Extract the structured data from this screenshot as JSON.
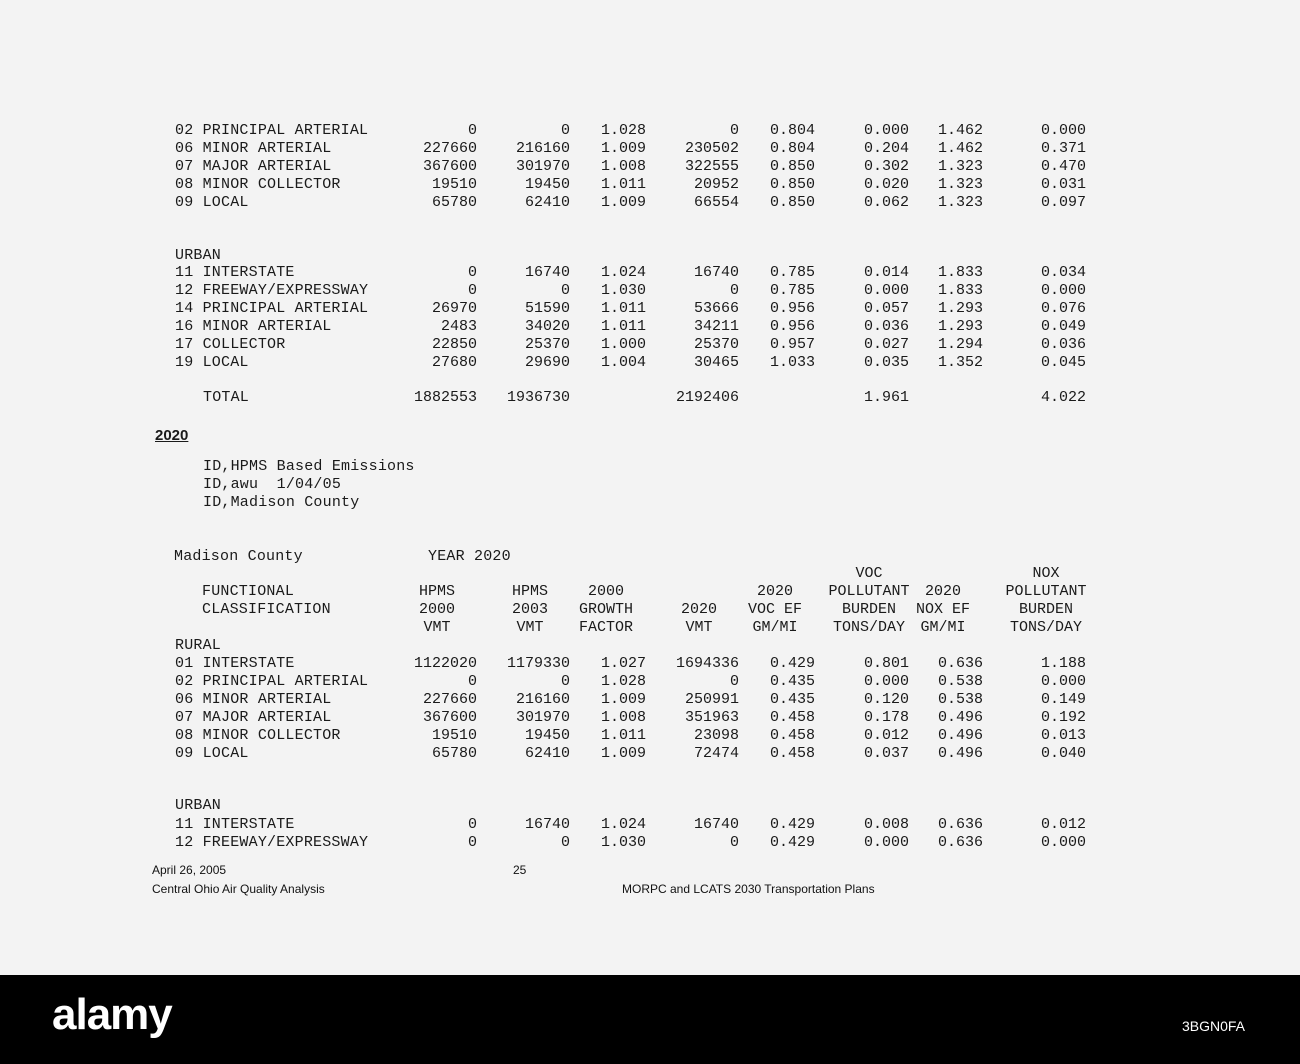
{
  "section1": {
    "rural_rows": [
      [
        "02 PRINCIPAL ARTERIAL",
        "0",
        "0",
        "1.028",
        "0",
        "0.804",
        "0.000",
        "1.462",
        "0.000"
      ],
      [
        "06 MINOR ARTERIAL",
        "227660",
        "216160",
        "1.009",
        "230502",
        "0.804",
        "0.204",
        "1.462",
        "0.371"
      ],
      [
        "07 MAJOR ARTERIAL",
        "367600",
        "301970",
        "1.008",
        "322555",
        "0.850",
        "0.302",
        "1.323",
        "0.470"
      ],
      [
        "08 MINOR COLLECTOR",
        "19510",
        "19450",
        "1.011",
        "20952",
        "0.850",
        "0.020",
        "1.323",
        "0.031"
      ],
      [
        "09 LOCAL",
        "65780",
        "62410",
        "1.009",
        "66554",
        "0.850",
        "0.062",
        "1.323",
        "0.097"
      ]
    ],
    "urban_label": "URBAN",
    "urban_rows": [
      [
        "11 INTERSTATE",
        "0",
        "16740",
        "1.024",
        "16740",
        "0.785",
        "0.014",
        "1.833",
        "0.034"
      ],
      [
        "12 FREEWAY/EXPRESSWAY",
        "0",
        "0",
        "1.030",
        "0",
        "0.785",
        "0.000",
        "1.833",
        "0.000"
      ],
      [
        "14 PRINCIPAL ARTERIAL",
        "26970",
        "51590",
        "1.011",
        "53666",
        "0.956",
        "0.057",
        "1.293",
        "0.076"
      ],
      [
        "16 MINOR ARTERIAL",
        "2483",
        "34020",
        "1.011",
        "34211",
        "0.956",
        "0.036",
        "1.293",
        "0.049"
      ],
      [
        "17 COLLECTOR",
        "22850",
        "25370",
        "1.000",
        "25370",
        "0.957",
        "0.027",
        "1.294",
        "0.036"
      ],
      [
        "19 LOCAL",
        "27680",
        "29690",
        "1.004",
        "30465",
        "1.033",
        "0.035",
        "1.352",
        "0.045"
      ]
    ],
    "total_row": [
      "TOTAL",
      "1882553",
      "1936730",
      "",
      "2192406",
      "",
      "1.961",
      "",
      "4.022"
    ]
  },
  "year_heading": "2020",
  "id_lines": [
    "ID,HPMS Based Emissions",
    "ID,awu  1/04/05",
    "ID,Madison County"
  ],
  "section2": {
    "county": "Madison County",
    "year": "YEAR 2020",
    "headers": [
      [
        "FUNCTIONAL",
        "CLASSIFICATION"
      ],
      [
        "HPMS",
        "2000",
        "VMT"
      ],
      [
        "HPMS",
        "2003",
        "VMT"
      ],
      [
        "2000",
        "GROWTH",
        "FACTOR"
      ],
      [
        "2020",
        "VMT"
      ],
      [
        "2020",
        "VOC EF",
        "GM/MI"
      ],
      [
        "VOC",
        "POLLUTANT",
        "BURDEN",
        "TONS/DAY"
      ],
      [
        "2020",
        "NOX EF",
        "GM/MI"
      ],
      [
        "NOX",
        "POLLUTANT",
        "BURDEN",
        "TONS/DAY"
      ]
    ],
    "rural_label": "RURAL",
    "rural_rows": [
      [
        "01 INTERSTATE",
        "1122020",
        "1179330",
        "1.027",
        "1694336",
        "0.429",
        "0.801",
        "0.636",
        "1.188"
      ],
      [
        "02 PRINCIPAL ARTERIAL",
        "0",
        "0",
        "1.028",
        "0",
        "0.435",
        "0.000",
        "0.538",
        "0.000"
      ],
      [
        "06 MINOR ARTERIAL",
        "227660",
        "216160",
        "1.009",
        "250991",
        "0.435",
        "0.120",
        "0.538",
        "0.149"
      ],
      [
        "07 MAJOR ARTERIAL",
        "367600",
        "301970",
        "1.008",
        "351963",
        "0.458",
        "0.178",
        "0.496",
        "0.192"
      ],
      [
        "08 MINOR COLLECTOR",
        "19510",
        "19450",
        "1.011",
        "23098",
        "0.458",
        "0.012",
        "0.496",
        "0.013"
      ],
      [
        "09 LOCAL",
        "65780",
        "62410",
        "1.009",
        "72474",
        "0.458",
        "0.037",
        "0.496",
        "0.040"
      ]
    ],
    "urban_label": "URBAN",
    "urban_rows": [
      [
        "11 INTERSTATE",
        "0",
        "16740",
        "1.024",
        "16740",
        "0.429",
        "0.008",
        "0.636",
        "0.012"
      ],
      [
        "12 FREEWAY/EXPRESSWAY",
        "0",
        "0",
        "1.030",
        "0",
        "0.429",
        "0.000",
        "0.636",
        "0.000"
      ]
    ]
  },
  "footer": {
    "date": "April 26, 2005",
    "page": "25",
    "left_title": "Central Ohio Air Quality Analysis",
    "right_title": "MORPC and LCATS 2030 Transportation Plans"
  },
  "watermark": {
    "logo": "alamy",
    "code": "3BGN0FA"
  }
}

++++

Omit pictures; set down the rest of the material word for word.

Extract the structured data from this screenshot as JSON.
{
  "section1": {
    "rural_rows": [
      [
        "02 PRINCIPAL ARTERIAL",
        "0",
        "0",
        "1.028",
        "0",
        "0.804",
        "0.000",
        "1.462",
        "0.000"
      ],
      [
        "06 MINOR ARTERIAL",
        "227660",
        "216160",
        "1.009",
        "230502",
        "0.804",
        "0.204",
        "1.462",
        "0.371"
      ],
      [
        "07 MAJOR ARTERIAL",
        "367600",
        "301970",
        "1.008",
        "322555",
        "0.850",
        "0.302",
        "1.323",
        "0.470"
      ],
      [
        "08 MINOR COLLECTOR",
        "19510",
        "19450",
        "1.011",
        "20952",
        "0.850",
        "0.020",
        "1.323",
        "0.031"
      ],
      [
        "09 LOCAL",
        "65780",
        "62410",
        "1.009",
        "66554",
        "0.850",
        "0.062",
        "1.323",
        "0.097"
      ]
    ],
    "urban_label": "URBAN",
    "urban_rows": [
      [
        "11 INTERSTATE",
        "0",
        "16740",
        "1.024",
        "16740",
        "0.785",
        "0.014",
        "1.833",
        "0.034"
      ],
      [
        "12 FREEWAY/EXPRESSWAY",
        "0",
        "0",
        "1.030",
        "0",
        "0.785",
        "0.000",
        "1.833",
        "0.000"
      ],
      [
        "14 PRINCIPAL ARTERIAL",
        "26970",
        "51590",
        "1.011",
        "53666",
        "0.956",
        "0.057",
        "1.293",
        "0.076"
      ],
      [
        "16 MINOR ARTERIAL",
        "2483",
        "34020",
        "1.011",
        "34211",
        "0.956",
        "0.036",
        "1.293",
        "0.049"
      ],
      [
        "17 COLLECTOR",
        "22850",
        "25370",
        "1.000",
        "25370",
        "0.957",
        "0.027",
        "1.294",
        "0.036"
      ],
      [
        "19 LOCAL",
        "27680",
        "29690",
        "1.004",
        "30465",
        "1.033",
        "0.035",
        "1.352",
        "0.045"
      ]
    ],
    "total_row": [
      "TOTAL",
      "1882553",
      "1936730",
      "",
      "2192406",
      "",
      "1.961",
      "",
      "4.022"
    ]
  },
  "year_heading": "2020",
  "id_lines": [
    "ID,HPMS Based Emissions",
    "ID,awu  1/04/05",
    "ID,Madison County"
  ],
  "section2": {
    "county": "Madison County",
    "year": "YEAR 2020",
    "headers": [
      [
        "FUNCTIONAL",
        "CLASSIFICATION"
      ],
      [
        "HPMS",
        "2000",
        "VMT"
      ],
      [
        "HPMS",
        "2003",
        "VMT"
      ],
      [
        "2000",
        "GROWTH",
        "FACTOR"
      ],
      [
        "2020",
        "VMT"
      ],
      [
        "2020",
        "VOC EF",
        "GM/MI"
      ],
      [
        "VOC",
        "POLLUTANT",
        "BURDEN",
        "TONS/DAY"
      ],
      [
        "2020",
        "NOX EF",
        "GM/MI"
      ],
      [
        "NOX",
        "POLLUTANT",
        "BURDEN",
        "TONS/DAY"
      ]
    ],
    "rural_label": "RURAL",
    "rural_rows": [
      [
        "01 INTERSTATE",
        "1122020",
        "1179330",
        "1.027",
        "1694336",
        "0.429",
        "0.801",
        "0.636",
        "1.188"
      ],
      [
        "02 PRINCIPAL ARTERIAL",
        "0",
        "0",
        "1.028",
        "0",
        "0.435",
        "0.000",
        "0.538",
        "0.000"
      ],
      [
        "06 MINOR ARTERIAL",
        "227660",
        "216160",
        "1.009",
        "250991",
        "0.435",
        "0.120",
        "0.538",
        "0.149"
      ],
      [
        "07 MAJOR ARTERIAL",
        "367600",
        "301970",
        "1.008",
        "351963",
        "0.458",
        "0.178",
        "0.496",
        "0.192"
      ],
      [
        "08 MINOR COLLECTOR",
        "19510",
        "19450",
        "1.011",
        "23098",
        "0.458",
        "0.012",
        "0.496",
        "0.013"
      ],
      [
        "09 LOCAL",
        "65780",
        "62410",
        "1.009",
        "72474",
        "0.458",
        "0.037",
        "0.496",
        "0.040"
      ]
    ],
    "urban_label": "URBAN",
    "urban_rows": [
      [
        "11 INTERSTATE",
        "0",
        "16740",
        "1.024",
        "16740",
        "0.429",
        "0.008",
        "0.636",
        "0.012"
      ],
      [
        "12 FREEWAY/EXPRESSWAY",
        "0",
        "0",
        "1.030",
        "0",
        "0.429",
        "0.000",
        "0.636",
        "0.000"
      ]
    ]
  },
  "footer": {
    "date": "April 26, 2005",
    "page": "25",
    "left_title": "Central Ohio Air Quality Analysis",
    "right_title": "MORPC and LCATS 2030 Transportation Plans"
  },
  "watermark": {
    "logo": "alamy",
    "code": "3BGN0FA"
  }
}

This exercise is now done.